## Problem to solve
Find how many lines hold the word "level" and give that number only.

------------------------------------

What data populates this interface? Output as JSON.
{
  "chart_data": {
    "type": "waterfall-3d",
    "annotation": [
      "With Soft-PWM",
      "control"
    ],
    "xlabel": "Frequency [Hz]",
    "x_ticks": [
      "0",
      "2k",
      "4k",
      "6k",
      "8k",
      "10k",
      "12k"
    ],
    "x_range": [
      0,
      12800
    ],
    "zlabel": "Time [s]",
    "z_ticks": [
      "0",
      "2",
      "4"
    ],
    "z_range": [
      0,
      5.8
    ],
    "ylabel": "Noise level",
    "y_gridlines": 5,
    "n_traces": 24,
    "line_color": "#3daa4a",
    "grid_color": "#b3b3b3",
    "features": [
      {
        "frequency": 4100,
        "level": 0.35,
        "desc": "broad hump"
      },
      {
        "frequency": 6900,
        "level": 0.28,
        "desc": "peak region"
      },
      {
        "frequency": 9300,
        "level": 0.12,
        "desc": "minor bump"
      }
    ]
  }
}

------------------------------------

## Full response
4